▶ [YOUR GOAL]
Are you able to retype all the records below exactly?

[Figure record extracts]
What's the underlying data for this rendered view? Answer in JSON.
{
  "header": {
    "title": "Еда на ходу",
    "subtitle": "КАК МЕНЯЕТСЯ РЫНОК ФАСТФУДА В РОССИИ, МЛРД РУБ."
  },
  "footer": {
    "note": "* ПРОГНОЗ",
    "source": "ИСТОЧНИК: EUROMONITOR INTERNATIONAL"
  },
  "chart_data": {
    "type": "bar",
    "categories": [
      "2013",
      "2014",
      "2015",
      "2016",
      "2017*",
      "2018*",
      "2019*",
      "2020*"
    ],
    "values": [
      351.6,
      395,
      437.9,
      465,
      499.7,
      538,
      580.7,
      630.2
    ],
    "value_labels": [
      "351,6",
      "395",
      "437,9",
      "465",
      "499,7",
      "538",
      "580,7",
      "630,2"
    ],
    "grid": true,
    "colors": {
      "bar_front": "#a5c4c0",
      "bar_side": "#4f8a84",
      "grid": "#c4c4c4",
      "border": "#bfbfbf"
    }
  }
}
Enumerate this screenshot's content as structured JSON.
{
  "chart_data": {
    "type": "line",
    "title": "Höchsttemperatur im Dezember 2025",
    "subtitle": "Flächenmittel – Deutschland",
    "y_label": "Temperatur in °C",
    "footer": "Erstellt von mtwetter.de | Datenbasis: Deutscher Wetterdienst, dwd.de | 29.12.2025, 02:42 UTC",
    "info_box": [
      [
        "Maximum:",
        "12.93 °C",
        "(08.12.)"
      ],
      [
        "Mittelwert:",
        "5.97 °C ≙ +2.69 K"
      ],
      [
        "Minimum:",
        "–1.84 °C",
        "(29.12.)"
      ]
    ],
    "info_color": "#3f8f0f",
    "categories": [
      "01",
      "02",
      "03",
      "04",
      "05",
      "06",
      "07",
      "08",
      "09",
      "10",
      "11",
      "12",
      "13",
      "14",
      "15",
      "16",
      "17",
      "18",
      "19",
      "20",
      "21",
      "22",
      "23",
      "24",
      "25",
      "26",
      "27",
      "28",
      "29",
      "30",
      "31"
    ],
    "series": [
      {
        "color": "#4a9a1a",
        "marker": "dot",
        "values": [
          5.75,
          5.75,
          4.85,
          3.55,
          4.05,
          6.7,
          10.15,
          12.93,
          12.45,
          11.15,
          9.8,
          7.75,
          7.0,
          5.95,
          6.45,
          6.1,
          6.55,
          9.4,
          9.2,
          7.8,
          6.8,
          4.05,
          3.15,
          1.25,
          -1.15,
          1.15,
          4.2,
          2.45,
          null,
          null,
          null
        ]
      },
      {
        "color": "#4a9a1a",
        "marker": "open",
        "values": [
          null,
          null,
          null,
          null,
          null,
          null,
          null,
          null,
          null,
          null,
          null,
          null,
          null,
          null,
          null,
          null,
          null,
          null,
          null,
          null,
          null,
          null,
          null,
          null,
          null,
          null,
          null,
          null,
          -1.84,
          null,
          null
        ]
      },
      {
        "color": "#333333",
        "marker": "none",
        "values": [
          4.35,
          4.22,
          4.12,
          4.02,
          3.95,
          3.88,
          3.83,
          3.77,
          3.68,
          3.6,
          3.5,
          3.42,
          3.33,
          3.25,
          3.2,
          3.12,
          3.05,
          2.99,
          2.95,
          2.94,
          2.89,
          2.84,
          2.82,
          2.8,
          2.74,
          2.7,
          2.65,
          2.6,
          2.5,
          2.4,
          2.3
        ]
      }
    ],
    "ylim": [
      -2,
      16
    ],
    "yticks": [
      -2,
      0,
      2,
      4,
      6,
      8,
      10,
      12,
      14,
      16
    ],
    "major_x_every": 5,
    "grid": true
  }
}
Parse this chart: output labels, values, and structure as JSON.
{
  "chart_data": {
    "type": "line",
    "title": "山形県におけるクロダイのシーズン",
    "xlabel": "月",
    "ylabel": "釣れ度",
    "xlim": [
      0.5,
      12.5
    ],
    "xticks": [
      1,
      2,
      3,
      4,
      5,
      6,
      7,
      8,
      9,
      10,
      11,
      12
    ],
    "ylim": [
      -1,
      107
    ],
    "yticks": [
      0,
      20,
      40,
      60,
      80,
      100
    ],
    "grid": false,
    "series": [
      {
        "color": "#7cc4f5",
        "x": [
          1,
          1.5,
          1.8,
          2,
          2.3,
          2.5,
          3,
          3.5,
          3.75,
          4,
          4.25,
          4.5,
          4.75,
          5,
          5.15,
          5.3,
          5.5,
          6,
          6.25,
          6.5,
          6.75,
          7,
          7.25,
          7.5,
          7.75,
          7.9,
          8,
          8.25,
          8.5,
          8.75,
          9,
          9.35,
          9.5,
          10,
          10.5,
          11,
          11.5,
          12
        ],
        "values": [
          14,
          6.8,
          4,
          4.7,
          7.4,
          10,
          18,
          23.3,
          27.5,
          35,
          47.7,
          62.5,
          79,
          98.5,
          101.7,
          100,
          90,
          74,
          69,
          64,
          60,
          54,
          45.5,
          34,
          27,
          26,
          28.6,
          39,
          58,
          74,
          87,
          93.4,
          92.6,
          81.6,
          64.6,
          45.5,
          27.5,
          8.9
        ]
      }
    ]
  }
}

▶ [EXERCISE RESULT]
What's the underlying data for this rendered view? Answer in JSON.
{
  "header": {
    "title": "Еда на ходу",
    "subtitle": "КАК МЕНЯЕТСЯ РЫНОК ФАСТФУДА В РОССИИ, МЛРД РУБ."
  },
  "footer": {
    "note": "* ПРОГНОЗ",
    "source": "ИСТОЧНИК: EUROMONITOR INTERNATIONAL"
  },
  "chart_data": {
    "type": "bar",
    "categories": [
      "2013",
      "2014",
      "2015",
      "2016",
      "2017*",
      "2018*",
      "2019*",
      "2020*"
    ],
    "values": [
      351.6,
      395,
      437.9,
      465,
      499.7,
      538,
      580.7,
      630.2
    ],
    "value_labels": [
      "351,6",
      "395",
      "437,9",
      "465",
      "499,7",
      "538",
      "580,7",
      "630,2"
    ],
    "grid": true,
    "colors": {
      "bar_front": "#a5c4c0",
      "bar_side": "#4f8a84",
      "grid": "#c4c4c4",
      "border": "#bfbfbf"
    }
  }
}
Enumerate this screenshot's content as structured JSON.
{
  "chart_data": {
    "type": "line",
    "title": "Höchsttemperatur im Dezember 2025",
    "subtitle": "Flächenmittel – Deutschland",
    "y_label": "Temperatur in °C",
    "footer": "Erstellt von mtwetter.de | Datenbasis: Deutscher Wetterdienst, dwd.de | 29.12.2025, 02:42 UTC",
    "info_box": [
      [
        "Maximum:",
        "12.93 °C",
        "(08.12.)"
      ],
      [
        "Mittelwert:",
        "5.97 °C ≙ +2.69 K"
      ],
      [
        "Minimum:",
        "–1.84 °C",
        "(29.12.)"
      ]
    ],
    "info_color": "#3f8f0f",
    "categories": [
      "01",
      "02",
      "03",
      "04",
      "05",
      "06",
      "07",
      "08",
      "09",
      "10",
      "11",
      "12",
      "13",
      "14",
      "15",
      "16",
      "17",
      "18",
      "19",
      "20",
      "21",
      "22",
      "23",
      "24",
      "25",
      "26",
      "27",
      "28",
      "29",
      "30",
      "31"
    ],
    "series": [
      {
        "color": "#4a9a1a",
        "marker": "dot",
        "values": [
          5.75,
          5.75,
          4.85,
          3.55,
          4.05,
          6.7,
          10.15,
          12.93,
          12.45,
          11.15,
          9.8,
          7.75,
          7.0,
          5.95,
          6.45,
          6.1,
          6.55,
          9.4,
          9.2,
          7.8,
          6.8,
          4.05,
          3.15,
          1.25,
          -1.15,
          1.15,
          4.2,
          2.45,
          null,
          null,
          null
        ]
      },
      {
        "color": "#4a9a1a",
        "marker": "open",
        "values": [
          null,
          null,
          null,
          null,
          null,
          null,
          null,
          null,
          null,
          null,
          null,
          null,
          null,
          null,
          null,
          null,
          null,
          null,
          null,
          null,
          null,
          null,
          null,
          null,
          null,
          null,
          null,
          null,
          -1.84,
          null,
          null
        ]
      },
      {
        "color": "#333333",
        "marker": "none",
        "values": [
          4.35,
          4.22,
          4.12,
          4.02,
          3.95,
          3.88,
          3.83,
          3.77,
          3.68,
          3.6,
          3.5,
          3.42,
          3.33,
          3.25,
          3.2,
          3.12,
          3.05,
          2.99,
          2.95,
          2.94,
          2.89,
          2.84,
          2.82,
          2.8,
          2.74,
          2.7,
          2.65,
          2.6,
          2.5,
          2.4,
          2.3
        ]
      }
    ],
    "ylim": [
      -2,
      16
    ],
    "yticks": [
      -2,
      0,
      2,
      4,
      6,
      8,
      10,
      12,
      14,
      16
    ],
    "major_x_every": 5,
    "grid": true
  }
}
Parse this chart: output labels, values, and structure as JSON.
{
  "chart_data": {
    "type": "line",
    "title": "山形県におけるクロダイのシーズン",
    "xlabel": "月",
    "ylabel": "釣れ度",
    "xlim": [
      0.5,
      12.5
    ],
    "xticks": [
      1,
      2,
      3,
      4,
      5,
      6,
      7,
      8,
      9,
      10,
      11,
      12
    ],
    "ylim": [
      -1,
      107
    ],
    "yticks": [
      0,
      20,
      40,
      60,
      80,
      100
    ],
    "grid": false,
    "series": [
      {
        "color": "#7cc4f5",
        "x": [
          1,
          1.5,
          1.8,
          2,
          2.3,
          2.5,
          3,
          3.5,
          3.75,
          4,
          4.25,
          4.5,
          4.75,
          5,
          5.15,
          5.3,
          5.5,
          6,
          6.25,
          6.5,
          6.75,
          7,
          7.25,
          7.5,
          7.75,
          7.9,
          8,
          8.25,
          8.5,
          8.75,
          9,
          9.35,
          9.5,
          10,
          10.5,
          11,
          11.5,
          12
        ],
        "values": [
          14,
          6.8,
          4,
          4.7,
          7.4,
          10,
          18,
          23.3,
          27.5,
          35,
          47.7,
          62.5,
          79,
          98.5,
          101.7,
          100,
          90,
          74,
          69,
          64,
          60,
          54,
          45.5,
          34,
          27,
          26,
          28.6,
          39,
          58,
          74,
          87,
          93.4,
          92.6,
          81.6,
          64.6,
          45.5,
          27.5,
          8.9
        ]
      }
    ]
  }
}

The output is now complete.